======== Data records ========
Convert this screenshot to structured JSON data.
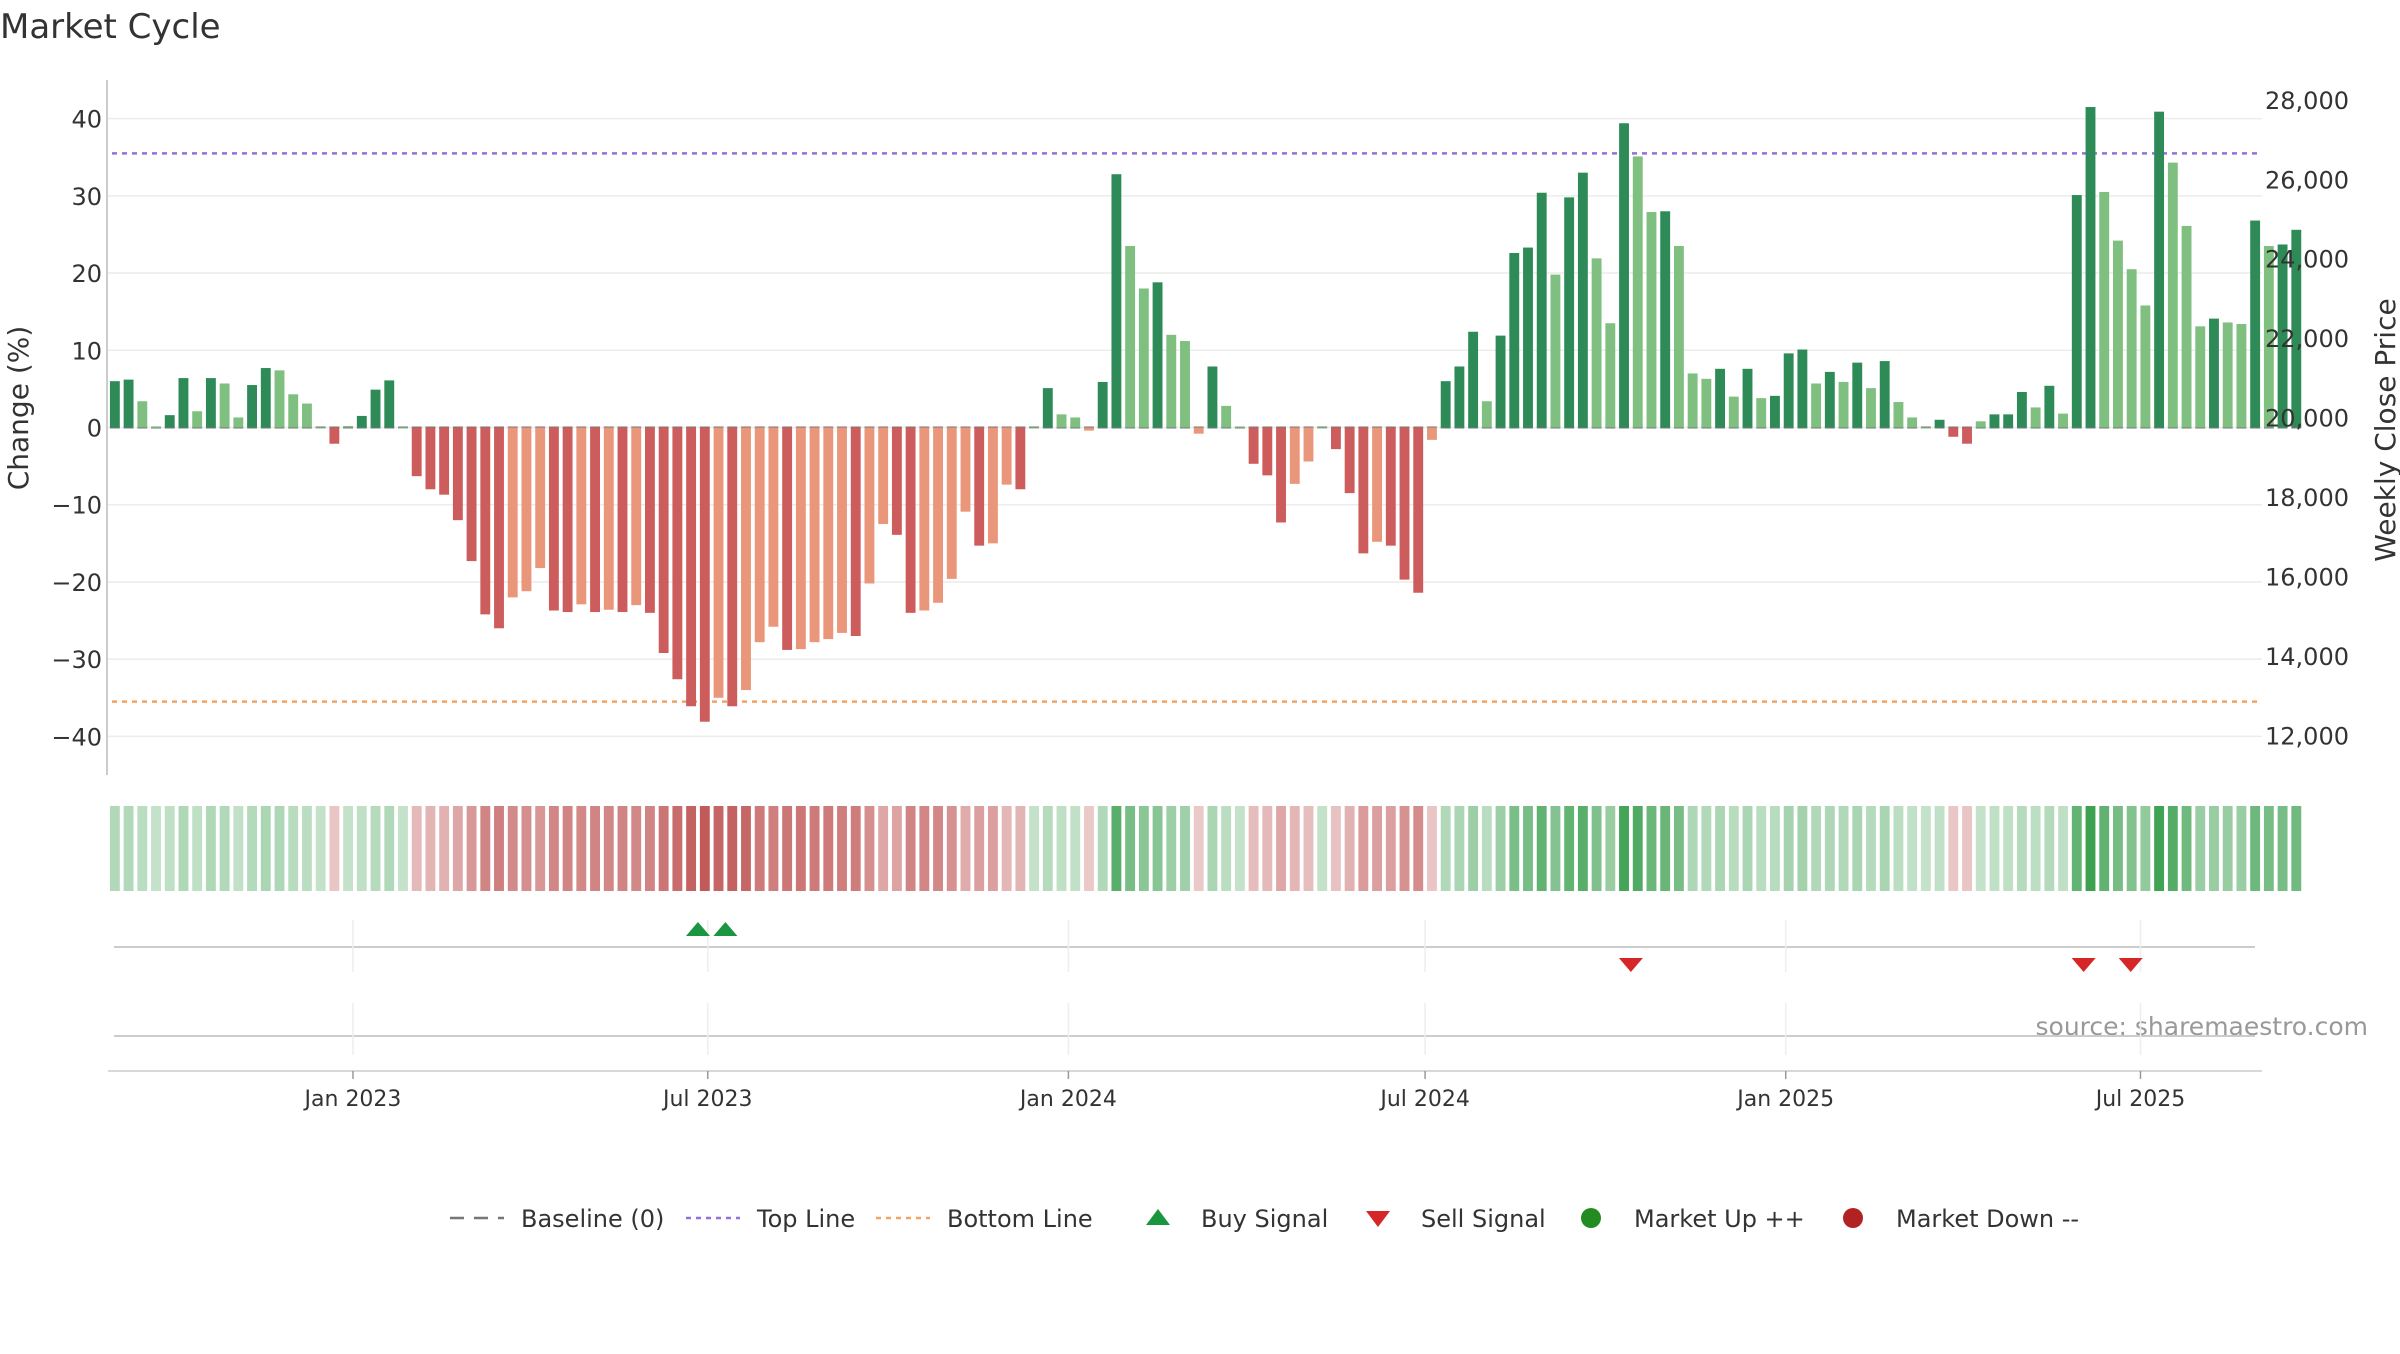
{
  "chart_data": {
    "type": "bar",
    "title": "Market Cycle",
    "ylabel": "Change (%)",
    "y2label": "Weekly Close Price",
    "source": "source: sharemaestro.com",
    "ylim": [
      -45,
      45
    ],
    "y2lim": [
      11000,
      28500
    ],
    "yticks": [
      40,
      30,
      20,
      10,
      0,
      -10,
      -20,
      -30,
      -40
    ],
    "ytick_labels": [
      "40",
      "30",
      "20",
      "10",
      "0",
      "−10",
      "−20",
      "−30",
      "−40"
    ],
    "y2ticks": [
      28000,
      26000,
      24000,
      22000,
      20000,
      18000,
      16000,
      14000,
      12000
    ],
    "y2tick_labels": [
      "28,000",
      "26,000",
      "24,000",
      "22,000",
      "20,000",
      "18,000",
      "16,000",
      "14,000",
      "12,000"
    ],
    "xaxis": {
      "start": "2022-08-29",
      "end": "2025-09-01",
      "ticks": [
        {
          "date": "2023-01-01",
          "label": "Jan 2023"
        },
        {
          "date": "2023-07-01",
          "label": "Jul 2023"
        },
        {
          "date": "2024-01-01",
          "label": "Jan 2024"
        },
        {
          "date": "2024-07-01",
          "label": "Jul 2024"
        },
        {
          "date": "2025-01-01",
          "label": "Jan 2025"
        },
        {
          "date": "2025-07-01",
          "label": "Jul 2025"
        }
      ]
    },
    "reference_lines": {
      "top_line": 35.5,
      "bottom_line": -35.5,
      "baseline": 0
    },
    "grid": true,
    "legend_position": "bottom-center",
    "weeks": {
      "start_date": "2022-08-29",
      "interval_days": 7,
      "values": [
        6.0,
        6.2,
        3.4,
        0.1,
        1.6,
        6.4,
        2.1,
        6.4,
        5.7,
        1.3,
        5.5,
        7.7,
        7.4,
        4.3,
        3.1,
        0.0,
        -2.1,
        0.2,
        1.5,
        4.9,
        6.1,
        0.0,
        -6.3,
        -8.0,
        -8.7,
        -12.0,
        -17.3,
        -24.2,
        -26.0,
        -22.0,
        -21.2,
        -18.2,
        -23.7,
        -23.9,
        -22.9,
        -23.9,
        -23.6,
        -23.9,
        -23.0,
        -24.0,
        -29.2,
        -32.6,
        -36.1,
        -38.1,
        -35.0,
        -36.1,
        -34.0,
        -27.8,
        -25.8,
        -28.8,
        -28.7,
        -27.8,
        -27.4,
        -26.6,
        -27.0,
        -20.2,
        -12.5,
        -13.9,
        -24.0,
        -23.7,
        -22.7,
        -19.6,
        -10.9,
        -15.3,
        -15.0,
        -7.4,
        -8.0,
        0.0,
        5.1,
        1.7,
        1.3,
        -0.4,
        5.9,
        32.8,
        23.5,
        18.0,
        18.8,
        12.0,
        11.2,
        -0.8,
        7.9,
        2.8,
        0.1,
        -4.7,
        -6.2,
        -12.3,
        -7.3,
        -4.4,
        0.0,
        -2.8,
        -8.5,
        -16.3,
        -14.8,
        -15.3,
        -19.7,
        -21.4,
        -1.6,
        6.0,
        7.9,
        12.4,
        3.4,
        11.9,
        22.6,
        23.3,
        30.4,
        19.8,
        29.8,
        33.0,
        21.9,
        13.5,
        39.4,
        35.1,
        27.9,
        28.0,
        23.5,
        7.0,
        6.3,
        7.6,
        4.0,
        7.6,
        3.8,
        4.1,
        9.6,
        10.1,
        5.7,
        7.2,
        5.9,
        8.4,
        5.1,
        8.6,
        3.3,
        1.3,
        0.0,
        1.0,
        -1.2,
        -2.1,
        0.8,
        1.7,
        1.7,
        4.6,
        2.6,
        5.4,
        1.8,
        30.1,
        41.5,
        30.5,
        24.2,
        20.5,
        15.8,
        40.9,
        34.3,
        26.1,
        13.1,
        14.1,
        13.6,
        13.4,
        26.8,
        23.5,
        23.7,
        25.6
      ]
    },
    "signals": {
      "buy": [
        "2023-06-26",
        "2023-07-10"
      ],
      "sell": [
        "2024-10-14",
        "2025-06-02",
        "2025-06-26"
      ]
    },
    "colors": {
      "up_strong": "#2e8b57",
      "up_weak": "#7fbf7f",
      "down_strong": "#cd5c5c",
      "down_weak": "#e9967a",
      "top_line": "#9370db",
      "bottom_line": "#f4a460",
      "baseline": "#777777",
      "buy": "#1a9641",
      "sell": "#d62728",
      "market_up": "#228b22",
      "market_down": "#b22222"
    },
    "legend": [
      {
        "label": "Baseline (0)",
        "type": "dash",
        "color": "#777777"
      },
      {
        "label": "Top Line",
        "type": "dot",
        "color": "#9370db"
      },
      {
        "label": "Bottom Line",
        "type": "dot",
        "color": "#f4a460"
      },
      {
        "label": "Buy Signal",
        "type": "triangle-up",
        "color": "#1a9641"
      },
      {
        "label": "Sell Signal",
        "type": "triangle-down",
        "color": "#d62728"
      },
      {
        "label": "Market Up ++",
        "type": "circle",
        "color": "#228b22"
      },
      {
        "label": "Market Down --",
        "type": "circle",
        "color": "#b22222"
      }
    ]
  }
}
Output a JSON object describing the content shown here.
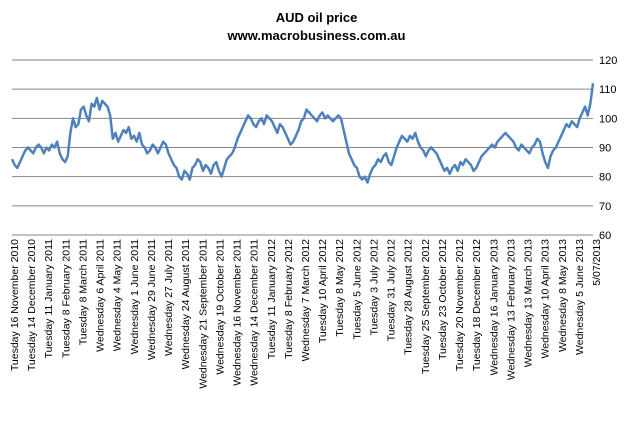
{
  "chart_data": {
    "type": "line",
    "title": "AUD oil price",
    "subtitle": "www.macrobusiness.com.au",
    "xlabel": "",
    "ylabel": "",
    "ylim": [
      60,
      120
    ],
    "yticks": [
      60,
      70,
      80,
      90,
      100,
      110,
      120
    ],
    "y_axis_side": "right",
    "grid": "horizontal",
    "legend": "none",
    "line_color": "#4f81bd",
    "x_tick_labels": [
      "Tuesday 16 November 2010",
      "Tuesday 14 December 2010",
      "Tuesday 11 January 2011",
      "Tuesday 8 February 2011",
      "Tuesday 8 March 2011",
      "Wednesday 6 April 2011",
      "Wednesday 4 May 2011",
      "Wednesday 1 June 2011",
      "Wednesday 29 June 2011",
      "Wednesday 27 July 2011",
      "Wednesday 24 August 2011",
      "Wednesday 21 September 2011",
      "Wednesday 19 October 2011",
      "Wednesday 16 November 2011",
      "Wednesday 14 December 2011",
      "Tuesday 11 January 2012",
      "Tuesday 8 February 2012",
      "Wednesday 7 March 2012",
      "Tuesday 10 April 2012",
      "Tuesday 8 May 2012",
      "Tuesday 5 June 2012",
      "Tuesday 3 July 2012",
      "Tuesday 31 July 2012",
      "Tuesday 28 August 2012",
      "Tuesday 25 September 2012",
      "Tuesday 23 October 2012",
      "Tuesday 20 November 2012",
      "Tuesday 18 December 2012",
      "Wednesday 16 January 2013",
      "Wednesday 13 February 2013",
      "Wednesday 13 March 2013",
      "Wednesday 10 April 2013",
      "Wednesday 8 May 2013",
      "Wednesday 5 June 2013",
      "5/07/2013"
    ],
    "values": [
      86,
      84,
      83,
      85,
      87,
      89,
      90,
      89,
      88,
      90,
      91,
      90,
      88,
      90,
      89,
      91,
      90,
      92,
      88,
      86,
      85,
      87,
      95,
      100,
      97,
      98,
      103,
      104,
      101,
      99,
      105,
      104,
      107,
      103,
      106,
      105,
      104,
      101,
      93,
      95,
      92,
      94,
      96,
      95,
      97,
      93,
      94,
      92,
      95,
      91,
      90,
      88,
      89,
      91,
      90,
      88,
      90,
      92,
      91,
      88,
      86,
      84,
      83,
      80,
      79,
      82,
      81,
      79,
      83,
      84,
      86,
      85,
      82,
      84,
      83,
      81,
      84,
      85,
      82,
      80,
      83,
      86,
      87,
      88,
      90,
      93,
      95,
      97,
      99,
      101,
      100,
      98,
      97,
      99,
      100,
      98,
      101,
      100,
      99,
      97,
      95,
      98,
      97,
      95,
      93,
      91,
      92,
      94,
      96,
      99,
      100,
      103,
      102,
      101,
      100,
      99,
      101,
      102,
      100,
      101,
      100,
      99,
      100,
      101,
      100,
      96,
      92,
      88,
      86,
      84,
      83,
      80,
      79,
      80,
      78,
      81,
      83,
      84,
      86,
      85,
      87,
      88,
      85,
      84,
      87,
      90,
      92,
      94,
      93,
      92,
      94,
      93,
      95,
      92,
      90,
      89,
      87,
      89,
      90,
      89,
      88,
      86,
      84,
      82,
      83,
      81,
      83,
      84,
      82,
      85,
      84,
      86,
      85,
      84,
      82,
      83,
      85,
      87,
      88,
      89,
      90,
      91,
      90,
      92,
      93,
      94,
      95,
      94,
      93,
      92,
      90,
      89,
      91,
      90,
      89,
      88,
      90,
      91,
      93,
      92,
      88,
      85,
      83,
      87,
      89,
      90,
      92,
      94,
      96,
      98,
      97,
      99,
      98,
      97,
      100,
      102,
      104,
      101,
      105,
      112
    ]
  }
}
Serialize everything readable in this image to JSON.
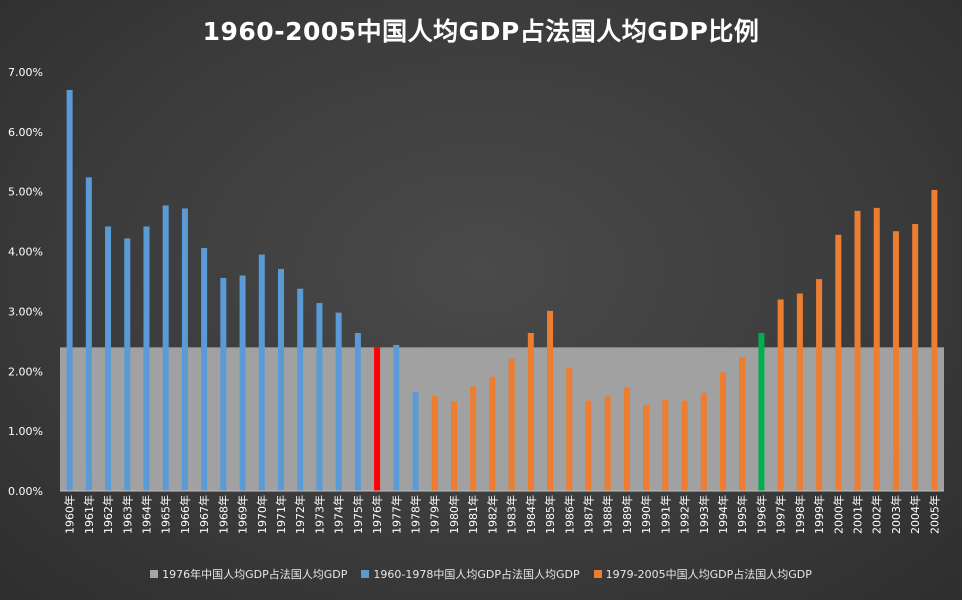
{
  "chart_data": {
    "type": "bar",
    "title": "1960-2005中国人均GDP占法国人均GDP比例",
    "xlabel": "",
    "ylabel": "",
    "ylim": [
      0,
      7
    ],
    "y_ticks": [
      "0.00%",
      "1.00%",
      "2.00%",
      "3.00%",
      "4.00%",
      "5.00%",
      "6.00%",
      "7.00%"
    ],
    "y_tick_values": [
      0,
      1,
      2,
      3,
      4,
      5,
      6,
      7
    ],
    "categories": [
      "1960年",
      "1961年",
      "1962年",
      "1963年",
      "1964年",
      "1965年",
      "1966年",
      "1967年",
      "1968年",
      "1969年",
      "1970年",
      "1971年",
      "1972年",
      "1973年",
      "1974年",
      "1975年",
      "1976年",
      "1977年",
      "1978年",
      "1979年",
      "1980年",
      "1981年",
      "1982年",
      "1983年",
      "1984年",
      "1985年",
      "1986年",
      "1987年",
      "1988年",
      "1989年",
      "1990年",
      "1991年",
      "1992年",
      "1993年",
      "1994年",
      "1995年",
      "1996年",
      "1997年",
      "1998年",
      "1999年",
      "2000年",
      "2001年",
      "2002年",
      "2003年",
      "2004年",
      "2005年"
    ],
    "values": [
      6.7,
      5.24,
      4.42,
      4.22,
      4.42,
      4.77,
      4.72,
      4.06,
      3.56,
      3.6,
      3.95,
      3.71,
      3.38,
      3.14,
      2.98,
      2.64,
      2.4,
      2.44,
      1.66,
      1.59,
      1.5,
      1.75,
      1.91,
      2.21,
      2.64,
      3.01,
      2.06,
      1.51,
      1.58,
      1.73,
      1.44,
      1.52,
      1.51,
      1.64,
      1.98,
      2.24,
      2.64,
      3.2,
      3.3,
      3.54,
      4.28,
      4.68,
      4.73,
      4.34,
      4.46,
      5.03
    ],
    "reference_value": 2.4,
    "series": [
      {
        "name": "1976年中国人均GDP占法国人均GDP",
        "color": "#a6a6a6",
        "kind": "band"
      },
      {
        "name": "1960-1978中国人均GDP占法国人均GDP",
        "color": "#5b9bd5",
        "kind": "bar"
      },
      {
        "name": "1979-2005中国人均GDP占法国人均GDP",
        "color": "#ed7d31",
        "kind": "bar"
      }
    ],
    "highlights": {
      "1976年": "#ff0000",
      "1996年": "#00b050"
    },
    "grid": false,
    "legend_position": "bottom"
  }
}
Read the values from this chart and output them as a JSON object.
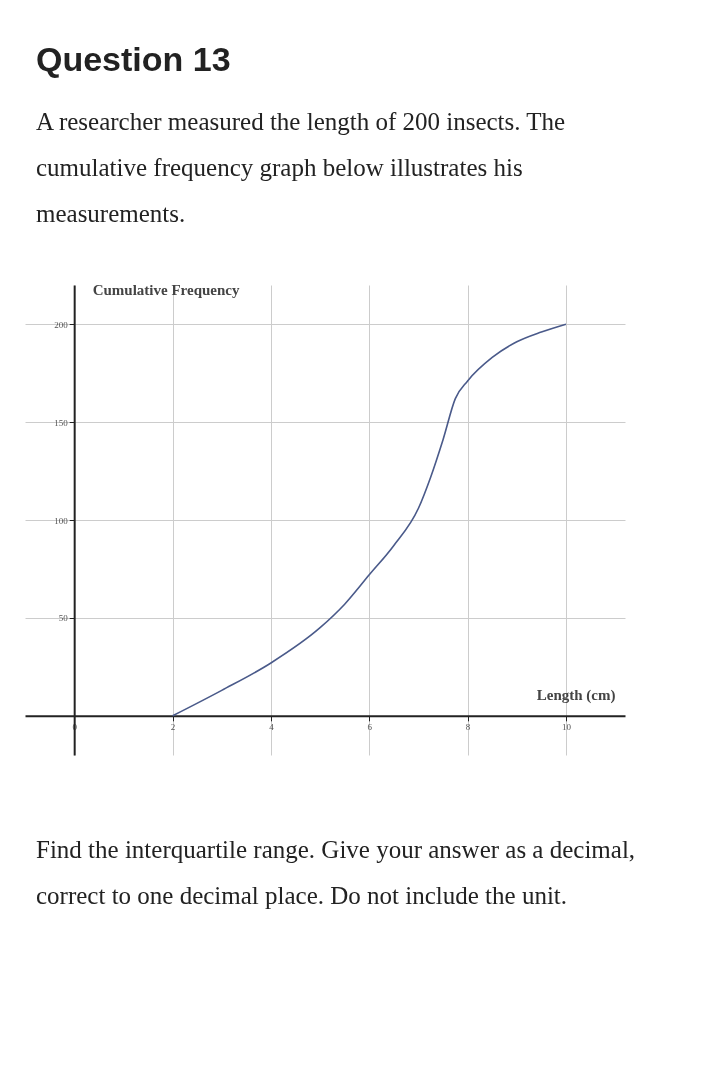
{
  "chart_data": {
    "type": "line",
    "title": "Question 13",
    "subtitle": "A researcher measured the length of 200 insects. The cumulative frequency graph below illustrates his measurements.",
    "xlabel": "Length (cm)",
    "ylabel": "Cumulative Frequency",
    "annotations": [
      "Find the interquartile range. Give your answer as a decimal, correct to one decimal place. Do not include the unit."
    ],
    "x": [
      2,
      3,
      4,
      5,
      5.5,
      6,
      6.5,
      7,
      7.25,
      7.5,
      7.75,
      8,
      8.5,
      9,
      9.5,
      10
    ],
    "series": [
      {
        "color": "#4a5a8a",
        "values": [
          0,
          13,
          27,
          45,
          57,
          72,
          87,
          106,
          122,
          141,
          162,
          171,
          183,
          191,
          196,
          200
        ]
      }
    ],
    "xlim": [
      -1,
      11.2
    ],
    "ylim": [
      -20,
      220
    ],
    "xticks": [
      0,
      2,
      4,
      6,
      8,
      10
    ],
    "yticks": [
      50,
      100,
      150,
      200
    ],
    "grid": true,
    "marker": "none",
    "line_style": "solid"
  }
}
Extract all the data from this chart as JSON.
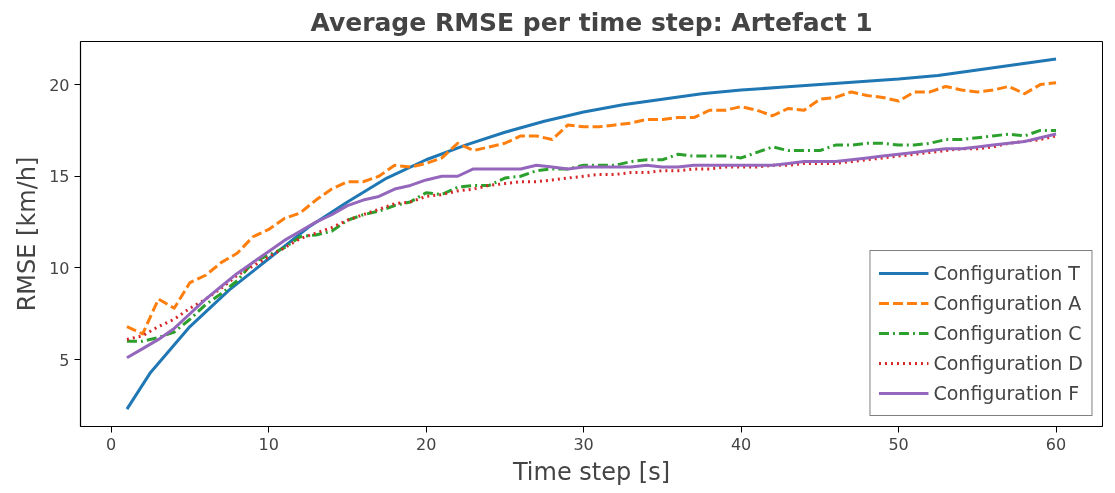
========
Above are some records. Count the lines among them with the word "December", and answer with the number only.

* **Solution to the problem**:
3